── Dataset rows ──

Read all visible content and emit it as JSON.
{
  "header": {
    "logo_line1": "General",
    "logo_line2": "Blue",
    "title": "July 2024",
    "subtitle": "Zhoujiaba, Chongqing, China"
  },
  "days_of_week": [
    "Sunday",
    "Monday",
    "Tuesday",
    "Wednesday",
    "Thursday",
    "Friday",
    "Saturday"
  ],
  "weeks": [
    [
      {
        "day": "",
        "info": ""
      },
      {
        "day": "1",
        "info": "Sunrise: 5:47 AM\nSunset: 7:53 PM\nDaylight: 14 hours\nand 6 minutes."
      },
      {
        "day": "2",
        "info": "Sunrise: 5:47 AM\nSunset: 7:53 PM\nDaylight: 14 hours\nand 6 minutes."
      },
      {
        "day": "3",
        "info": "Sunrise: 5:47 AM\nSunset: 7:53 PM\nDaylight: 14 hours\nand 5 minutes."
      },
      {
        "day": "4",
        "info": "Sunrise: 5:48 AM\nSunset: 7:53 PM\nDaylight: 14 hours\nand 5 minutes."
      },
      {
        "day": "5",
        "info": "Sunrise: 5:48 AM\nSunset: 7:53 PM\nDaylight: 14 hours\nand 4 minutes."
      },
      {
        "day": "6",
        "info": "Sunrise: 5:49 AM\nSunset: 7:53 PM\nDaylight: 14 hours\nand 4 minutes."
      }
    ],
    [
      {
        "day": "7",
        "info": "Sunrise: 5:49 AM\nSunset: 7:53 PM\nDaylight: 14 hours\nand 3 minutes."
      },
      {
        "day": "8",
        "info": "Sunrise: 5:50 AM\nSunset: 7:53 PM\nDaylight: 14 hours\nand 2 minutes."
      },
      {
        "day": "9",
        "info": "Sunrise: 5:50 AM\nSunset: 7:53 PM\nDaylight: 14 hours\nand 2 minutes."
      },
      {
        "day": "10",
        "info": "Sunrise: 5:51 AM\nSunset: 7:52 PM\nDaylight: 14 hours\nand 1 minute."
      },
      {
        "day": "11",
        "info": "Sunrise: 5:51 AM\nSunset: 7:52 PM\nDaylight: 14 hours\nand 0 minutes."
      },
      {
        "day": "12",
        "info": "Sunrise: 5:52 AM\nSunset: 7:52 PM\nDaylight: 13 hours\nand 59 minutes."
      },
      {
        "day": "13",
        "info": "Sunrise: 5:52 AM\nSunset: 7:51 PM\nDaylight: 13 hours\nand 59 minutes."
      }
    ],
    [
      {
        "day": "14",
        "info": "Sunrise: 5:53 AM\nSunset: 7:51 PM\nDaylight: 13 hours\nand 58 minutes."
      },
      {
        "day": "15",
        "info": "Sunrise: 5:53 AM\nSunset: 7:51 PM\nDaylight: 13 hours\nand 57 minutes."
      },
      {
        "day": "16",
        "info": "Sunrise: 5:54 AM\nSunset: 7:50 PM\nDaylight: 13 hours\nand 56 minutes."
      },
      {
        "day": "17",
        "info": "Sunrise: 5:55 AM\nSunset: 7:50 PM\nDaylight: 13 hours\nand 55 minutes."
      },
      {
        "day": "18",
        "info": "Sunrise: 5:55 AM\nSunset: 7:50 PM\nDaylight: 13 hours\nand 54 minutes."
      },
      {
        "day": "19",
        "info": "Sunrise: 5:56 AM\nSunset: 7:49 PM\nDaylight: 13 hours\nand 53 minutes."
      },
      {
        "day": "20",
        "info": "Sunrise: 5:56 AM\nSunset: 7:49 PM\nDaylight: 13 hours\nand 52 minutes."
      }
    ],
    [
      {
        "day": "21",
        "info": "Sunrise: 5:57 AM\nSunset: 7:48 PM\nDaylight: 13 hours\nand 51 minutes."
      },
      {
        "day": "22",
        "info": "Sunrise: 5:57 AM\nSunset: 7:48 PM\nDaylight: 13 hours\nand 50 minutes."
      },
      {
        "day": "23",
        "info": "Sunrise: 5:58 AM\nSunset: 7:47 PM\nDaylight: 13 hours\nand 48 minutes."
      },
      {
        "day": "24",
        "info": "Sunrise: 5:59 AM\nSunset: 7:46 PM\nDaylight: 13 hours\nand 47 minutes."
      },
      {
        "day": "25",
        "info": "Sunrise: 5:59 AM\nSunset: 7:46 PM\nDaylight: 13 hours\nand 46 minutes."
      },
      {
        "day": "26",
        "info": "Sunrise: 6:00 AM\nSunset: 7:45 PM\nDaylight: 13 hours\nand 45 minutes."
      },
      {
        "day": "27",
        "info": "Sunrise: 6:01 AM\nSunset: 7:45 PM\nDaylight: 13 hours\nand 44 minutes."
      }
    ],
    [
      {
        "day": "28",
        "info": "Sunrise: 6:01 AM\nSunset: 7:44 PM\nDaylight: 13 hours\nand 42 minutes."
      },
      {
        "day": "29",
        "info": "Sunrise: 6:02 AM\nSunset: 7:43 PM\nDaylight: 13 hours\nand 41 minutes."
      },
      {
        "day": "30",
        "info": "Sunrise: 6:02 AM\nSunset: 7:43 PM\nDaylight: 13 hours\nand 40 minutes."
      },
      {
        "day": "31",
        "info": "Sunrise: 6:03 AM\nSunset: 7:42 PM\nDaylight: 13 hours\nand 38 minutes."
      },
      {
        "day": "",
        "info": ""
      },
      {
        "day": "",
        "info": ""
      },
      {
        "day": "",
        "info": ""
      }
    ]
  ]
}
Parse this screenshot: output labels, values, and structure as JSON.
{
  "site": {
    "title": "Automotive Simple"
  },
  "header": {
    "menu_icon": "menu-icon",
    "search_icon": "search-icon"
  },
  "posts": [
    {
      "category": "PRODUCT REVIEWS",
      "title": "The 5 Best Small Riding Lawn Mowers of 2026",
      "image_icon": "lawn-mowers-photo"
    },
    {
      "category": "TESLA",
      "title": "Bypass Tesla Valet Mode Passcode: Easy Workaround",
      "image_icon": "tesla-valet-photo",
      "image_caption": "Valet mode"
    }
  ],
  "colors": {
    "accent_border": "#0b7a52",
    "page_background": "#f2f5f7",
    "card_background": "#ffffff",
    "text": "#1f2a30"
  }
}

───

◆ **Task to complete**: All of the lines above must be returned exactly.

◆ **Task result**:
Read all visible content and emit it as JSON.
{
  "header": {
    "logo_line1": "General",
    "logo_line2": "Blue",
    "title": "July 2024",
    "subtitle": "Zhoujiaba, Chongqing, China"
  },
  "days_of_week": [
    "Sunday",
    "Monday",
    "Tuesday",
    "Wednesday",
    "Thursday",
    "Friday",
    "Saturday"
  ],
  "weeks": [
    [
      {
        "day": "",
        "info": ""
      },
      {
        "day": "1",
        "info": "Sunrise: 5:47 AM\nSunset: 7:53 PM\nDaylight: 14 hours\nand 6 minutes."
      },
      {
        "day": "2",
        "info": "Sunrise: 5:47 AM\nSunset: 7:53 PM\nDaylight: 14 hours\nand 6 minutes."
      },
      {
        "day": "3",
        "info": "Sunrise: 5:47 AM\nSunset: 7:53 PM\nDaylight: 14 hours\nand 5 minutes."
      },
      {
        "day": "4",
        "info": "Sunrise: 5:48 AM\nSunset: 7:53 PM\nDaylight: 14 hours\nand 5 minutes."
      },
      {
        "day": "5",
        "info": "Sunrise: 5:48 AM\nSunset: 7:53 PM\nDaylight: 14 hours\nand 4 minutes."
      },
      {
        "day": "6",
        "info": "Sunrise: 5:49 AM\nSunset: 7:53 PM\nDaylight: 14 hours\nand 4 minutes."
      }
    ],
    [
      {
        "day": "7",
        "info": "Sunrise: 5:49 AM\nSunset: 7:53 PM\nDaylight: 14 hours\nand 3 minutes."
      },
      {
        "day": "8",
        "info": "Sunrise: 5:50 AM\nSunset: 7:53 PM\nDaylight: 14 hours\nand 2 minutes."
      },
      {
        "day": "9",
        "info": "Sunrise: 5:50 AM\nSunset: 7:53 PM\nDaylight: 14 hours\nand 2 minutes."
      },
      {
        "day": "10",
        "info": "Sunrise: 5:51 AM\nSunset: 7:52 PM\nDaylight: 14 hours\nand 1 minute."
      },
      {
        "day": "11",
        "info": "Sunrise: 5:51 AM\nSunset: 7:52 PM\nDaylight: 14 hours\nand 0 minutes."
      },
      {
        "day": "12",
        "info": "Sunrise: 5:52 AM\nSunset: 7:52 PM\nDaylight: 13 hours\nand 59 minutes."
      },
      {
        "day": "13",
        "info": "Sunrise: 5:52 AM\nSunset: 7:51 PM\nDaylight: 13 hours\nand 59 minutes."
      }
    ],
    [
      {
        "day": "14",
        "info": "Sunrise: 5:53 AM\nSunset: 7:51 PM\nDaylight: 13 hours\nand 58 minutes."
      },
      {
        "day": "15",
        "info": "Sunrise: 5:53 AM\nSunset: 7:51 PM\nDaylight: 13 hours\nand 57 minutes."
      },
      {
        "day": "16",
        "info": "Sunrise: 5:54 AM\nSunset: 7:50 PM\nDaylight: 13 hours\nand 56 minutes."
      },
      {
        "day": "17",
        "info": "Sunrise: 5:55 AM\nSunset: 7:50 PM\nDaylight: 13 hours\nand 55 minutes."
      },
      {
        "day": "18",
        "info": "Sunrise: 5:55 AM\nSunset: 7:50 PM\nDaylight: 13 hours\nand 54 minutes."
      },
      {
        "day": "19",
        "info": "Sunrise: 5:56 AM\nSunset: 7:49 PM\nDaylight: 13 hours\nand 53 minutes."
      },
      {
        "day": "20",
        "info": "Sunrise: 5:56 AM\nSunset: 7:49 PM\nDaylight: 13 hours\nand 52 minutes."
      }
    ],
    [
      {
        "day": "21",
        "info": "Sunrise: 5:57 AM\nSunset: 7:48 PM\nDaylight: 13 hours\nand 51 minutes."
      },
      {
        "day": "22",
        "info": "Sunrise: 5:57 AM\nSunset: 7:48 PM\nDaylight: 13 hours\nand 50 minutes."
      },
      {
        "day": "23",
        "info": "Sunrise: 5:58 AM\nSunset: 7:47 PM\nDaylight: 13 hours\nand 48 minutes."
      },
      {
        "day": "24",
        "info": "Sunrise: 5:59 AM\nSunset: 7:46 PM\nDaylight: 13 hours\nand 47 minutes."
      },
      {
        "day": "25",
        "info": "Sunrise: 5:59 AM\nSunset: 7:46 PM\nDaylight: 13 hours\nand 46 minutes."
      },
      {
        "day": "26",
        "info": "Sunrise: 6:00 AM\nSunset: 7:45 PM\nDaylight: 13 hours\nand 45 minutes."
      },
      {
        "day": "27",
        "info": "Sunrise: 6:01 AM\nSunset: 7:45 PM\nDaylight: 13 hours\nand 44 minutes."
      }
    ],
    [
      {
        "day": "28",
        "info": "Sunrise: 6:01 AM\nSunset: 7:44 PM\nDaylight: 13 hours\nand 42 minutes."
      },
      {
        "day": "29",
        "info": "Sunrise: 6:02 AM\nSunset: 7:43 PM\nDaylight: 13 hours\nand 41 minutes."
      },
      {
        "day": "30",
        "info": "Sunrise: 6:02 AM\nSunset: 7:43 PM\nDaylight: 13 hours\nand 40 minutes."
      },
      {
        "day": "31",
        "info": "Sunrise: 6:03 AM\nSunset: 7:42 PM\nDaylight: 13 hours\nand 38 minutes."
      },
      {
        "day": "",
        "info": ""
      },
      {
        "day": "",
        "info": ""
      },
      {
        "day": "",
        "info": ""
      }
    ]
  ]
}
Parse this screenshot: output labels, values, and structure as JSON.
{
  "site": {
    "title": "Automotive Simple"
  },
  "header": {
    "menu_icon": "menu-icon",
    "search_icon": "search-icon"
  },
  "posts": [
    {
      "category": "PRODUCT REVIEWS",
      "title": "The 5 Best Small Riding Lawn Mowers of 2026",
      "image_icon": "lawn-mowers-photo"
    },
    {
      "category": "TESLA",
      "title": "Bypass Tesla Valet Mode Passcode: Easy Workaround",
      "image_icon": "tesla-valet-photo",
      "image_caption": "Valet mode"
    }
  ],
  "colors": {
    "accent_border": "#0b7a52",
    "page_background": "#f2f5f7",
    "card_background": "#ffffff",
    "text": "#1f2a30"
  }
}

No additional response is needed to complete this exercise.